## Data items
· · · ·

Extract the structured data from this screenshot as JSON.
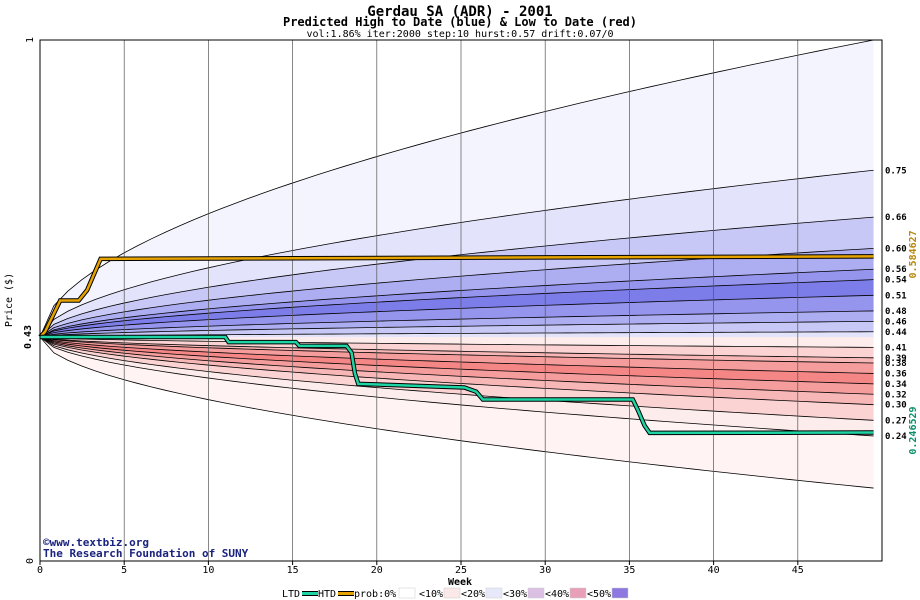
{
  "chart_data": {
    "type": "area",
    "title": "Gerdau SA (ADR) - 2001",
    "subtitle": "Predicted High to Date (blue) &  Low to Date (red)",
    "params": "vol:1.86% iter:2000 step:10 hurst:0.57 drift:0.07/0",
    "xlabel": "Week",
    "ylabel": "Price ($)",
    "xlim": [
      0,
      50
    ],
    "ylim": [
      0,
      1
    ],
    "x_ticks": [
      0,
      5,
      10,
      15,
      20,
      25,
      30,
      35,
      40,
      45
    ],
    "y_ticks": [
      0,
      1
    ],
    "y_tick_labels": [
      "0",
      "1"
    ],
    "start_price": 0.43,
    "start_price_label": "0.43",
    "grid": true,
    "right_labels": [
      "0.75",
      "0.66",
      "0.60",
      "0.56",
      "0.54",
      "0.51",
      "0.48",
      "0.46",
      "0.44",
      "0.41",
      "0.39",
      "0.38",
      "0.36",
      "0.34",
      "0.32",
      "0.30",
      "0.27",
      "0.24"
    ],
    "high_bands": [
      {
        "prob": "0%",
        "edge": 1.0,
        "color": "#f4f4ff"
      },
      {
        "prob": "10%",
        "edge": 0.75,
        "color": "#e3e3fb"
      },
      {
        "prob": "20%",
        "edge": 0.66,
        "color": "#c8c8f6"
      },
      {
        "prob": "30%",
        "edge": 0.6,
        "color": "#adadf1"
      },
      {
        "prob": "40%",
        "edge": 0.56,
        "color": "#9595ee"
      },
      {
        "prob": "50%",
        "edge": 0.54,
        "color": "#7d7dea"
      },
      {
        "prob": "40%",
        "edge": 0.51,
        "color": "#9595ee"
      },
      {
        "prob": "30%",
        "edge": 0.48,
        "color": "#adadf1"
      },
      {
        "prob": "20%",
        "edge": 0.46,
        "color": "#c8c8f6"
      },
      {
        "prob": "10%",
        "edge": 0.44,
        "color": "#e3e3fb"
      }
    ],
    "low_bands": [
      {
        "prob": "10%",
        "edge": 0.41,
        "color": "#fdecec"
      },
      {
        "prob": "20%",
        "edge": 0.39,
        "color": "#fbd3d3"
      },
      {
        "prob": "30%",
        "edge": 0.38,
        "color": "#f8b7b7"
      },
      {
        "prob": "40%",
        "edge": 0.36,
        "color": "#f59c9c"
      },
      {
        "prob": "50%",
        "edge": 0.34,
        "color": "#f48686"
      },
      {
        "prob": "40%",
        "edge": 0.32,
        "color": "#f59c9c"
      },
      {
        "prob": "30%",
        "edge": 0.3,
        "color": "#f8b7b7"
      },
      {
        "prob": "20%",
        "edge": 0.27,
        "color": "#fbd3d3"
      },
      {
        "prob": "10%",
        "edge": 0.24,
        "color": "#fdecec"
      },
      {
        "prob": "0%",
        "edge": 0.14,
        "color": "#fff3f3"
      }
    ],
    "series": [
      {
        "name": "HTD",
        "color": "#e6a300",
        "final_value": 0.584627,
        "final_label": "0.584627",
        "points": [
          [
            0,
            0.43
          ],
          [
            0.3,
            0.44
          ],
          [
            0.6,
            0.46
          ],
          [
            0.9,
            0.48
          ],
          [
            1.2,
            0.5
          ],
          [
            2.3,
            0.5
          ],
          [
            2.8,
            0.52
          ],
          [
            3.2,
            0.55
          ],
          [
            3.6,
            0.58
          ],
          [
            49.5,
            0.584627
          ]
        ]
      },
      {
        "name": "LTD",
        "color": "#1fd4a4",
        "final_value": 0.246529,
        "final_label": "0.246529",
        "points": [
          [
            0,
            0.43
          ],
          [
            11,
            0.43
          ],
          [
            11.2,
            0.42
          ],
          [
            15.2,
            0.42
          ],
          [
            15.4,
            0.413
          ],
          [
            18.2,
            0.413
          ],
          [
            18.5,
            0.4
          ],
          [
            18.7,
            0.36
          ],
          [
            18.9,
            0.34
          ],
          [
            25.2,
            0.333
          ],
          [
            25.9,
            0.325
          ],
          [
            26.3,
            0.31
          ],
          [
            35.2,
            0.31
          ],
          [
            35.5,
            0.29
          ],
          [
            35.9,
            0.26
          ],
          [
            36.2,
            0.246
          ],
          [
            49.5,
            0.246529
          ]
        ]
      }
    ],
    "legend": {
      "placement": "bottom",
      "items": [
        "LTD",
        "HTD",
        "prob:0%",
        "<10%",
        "<20%",
        "<30%",
        "<40%",
        "<50%"
      ],
      "colors": [
        "#1fd4a4",
        "#e6a300",
        "#ffffff",
        "#fbe8e8",
        "#e8e8fb",
        "#dcc0e4",
        "#e8a0b8",
        "#8c78e0"
      ]
    },
    "credits": [
      "©www.textbiz.org",
      "The Research Foundation of SUNY"
    ]
  }
}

· · · ·

## PROBLEM DESCRIPTION
Reproduce the entries above exactly. Do not include the images.

## ANSWER TO THIS EXERCISE
Extract the structured data from this screenshot as JSON.
{
  "chart_data": {
    "type": "area",
    "title": "Gerdau SA (ADR) - 2001",
    "subtitle": "Predicted High to Date (blue) &  Low to Date (red)",
    "params": "vol:1.86% iter:2000 step:10 hurst:0.57 drift:0.07/0",
    "xlabel": "Week",
    "ylabel": "Price ($)",
    "xlim": [
      0,
      50
    ],
    "ylim": [
      0,
      1
    ],
    "x_ticks": [
      0,
      5,
      10,
      15,
      20,
      25,
      30,
      35,
      40,
      45
    ],
    "y_ticks": [
      0,
      1
    ],
    "y_tick_labels": [
      "0",
      "1"
    ],
    "start_price": 0.43,
    "start_price_label": "0.43",
    "grid": true,
    "right_labels": [
      "0.75",
      "0.66",
      "0.60",
      "0.56",
      "0.54",
      "0.51",
      "0.48",
      "0.46",
      "0.44",
      "0.41",
      "0.39",
      "0.38",
      "0.36",
      "0.34",
      "0.32",
      "0.30",
      "0.27",
      "0.24"
    ],
    "high_bands": [
      {
        "prob": "0%",
        "edge": 1.0,
        "color": "#f4f4ff"
      },
      {
        "prob": "10%",
        "edge": 0.75,
        "color": "#e3e3fb"
      },
      {
        "prob": "20%",
        "edge": 0.66,
        "color": "#c8c8f6"
      },
      {
        "prob": "30%",
        "edge": 0.6,
        "color": "#adadf1"
      },
      {
        "prob": "40%",
        "edge": 0.56,
        "color": "#9595ee"
      },
      {
        "prob": "50%",
        "edge": 0.54,
        "color": "#7d7dea"
      },
      {
        "prob": "40%",
        "edge": 0.51,
        "color": "#9595ee"
      },
      {
        "prob": "30%",
        "edge": 0.48,
        "color": "#adadf1"
      },
      {
        "prob": "20%",
        "edge": 0.46,
        "color": "#c8c8f6"
      },
      {
        "prob": "10%",
        "edge": 0.44,
        "color": "#e3e3fb"
      }
    ],
    "low_bands": [
      {
        "prob": "10%",
        "edge": 0.41,
        "color": "#fdecec"
      },
      {
        "prob": "20%",
        "edge": 0.39,
        "color": "#fbd3d3"
      },
      {
        "prob": "30%",
        "edge": 0.38,
        "color": "#f8b7b7"
      },
      {
        "prob": "40%",
        "edge": 0.36,
        "color": "#f59c9c"
      },
      {
        "prob": "50%",
        "edge": 0.34,
        "color": "#f48686"
      },
      {
        "prob": "40%",
        "edge": 0.32,
        "color": "#f59c9c"
      },
      {
        "prob": "30%",
        "edge": 0.3,
        "color": "#f8b7b7"
      },
      {
        "prob": "20%",
        "edge": 0.27,
        "color": "#fbd3d3"
      },
      {
        "prob": "10%",
        "edge": 0.24,
        "color": "#fdecec"
      },
      {
        "prob": "0%",
        "edge": 0.14,
        "color": "#fff3f3"
      }
    ],
    "series": [
      {
        "name": "HTD",
        "color": "#e6a300",
        "final_value": 0.584627,
        "final_label": "0.584627",
        "points": [
          [
            0,
            0.43
          ],
          [
            0.3,
            0.44
          ],
          [
            0.6,
            0.46
          ],
          [
            0.9,
            0.48
          ],
          [
            1.2,
            0.5
          ],
          [
            2.3,
            0.5
          ],
          [
            2.8,
            0.52
          ],
          [
            3.2,
            0.55
          ],
          [
            3.6,
            0.58
          ],
          [
            49.5,
            0.584627
          ]
        ]
      },
      {
        "name": "LTD",
        "color": "#1fd4a4",
        "final_value": 0.246529,
        "final_label": "0.246529",
        "points": [
          [
            0,
            0.43
          ],
          [
            11,
            0.43
          ],
          [
            11.2,
            0.42
          ],
          [
            15.2,
            0.42
          ],
          [
            15.4,
            0.413
          ],
          [
            18.2,
            0.413
          ],
          [
            18.5,
            0.4
          ],
          [
            18.7,
            0.36
          ],
          [
            18.9,
            0.34
          ],
          [
            25.2,
            0.333
          ],
          [
            25.9,
            0.325
          ],
          [
            26.3,
            0.31
          ],
          [
            35.2,
            0.31
          ],
          [
            35.5,
            0.29
          ],
          [
            35.9,
            0.26
          ],
          [
            36.2,
            0.246
          ],
          [
            49.5,
            0.246529
          ]
        ]
      }
    ],
    "legend": {
      "placement": "bottom",
      "items": [
        "LTD",
        "HTD",
        "prob:0%",
        "<10%",
        "<20%",
        "<30%",
        "<40%",
        "<50%"
      ],
      "colors": [
        "#1fd4a4",
        "#e6a300",
        "#ffffff",
        "#fbe8e8",
        "#e8e8fb",
        "#dcc0e4",
        "#e8a0b8",
        "#8c78e0"
      ]
    },
    "credits": [
      "©www.textbiz.org",
      "The Research Foundation of SUNY"
    ]
  }
}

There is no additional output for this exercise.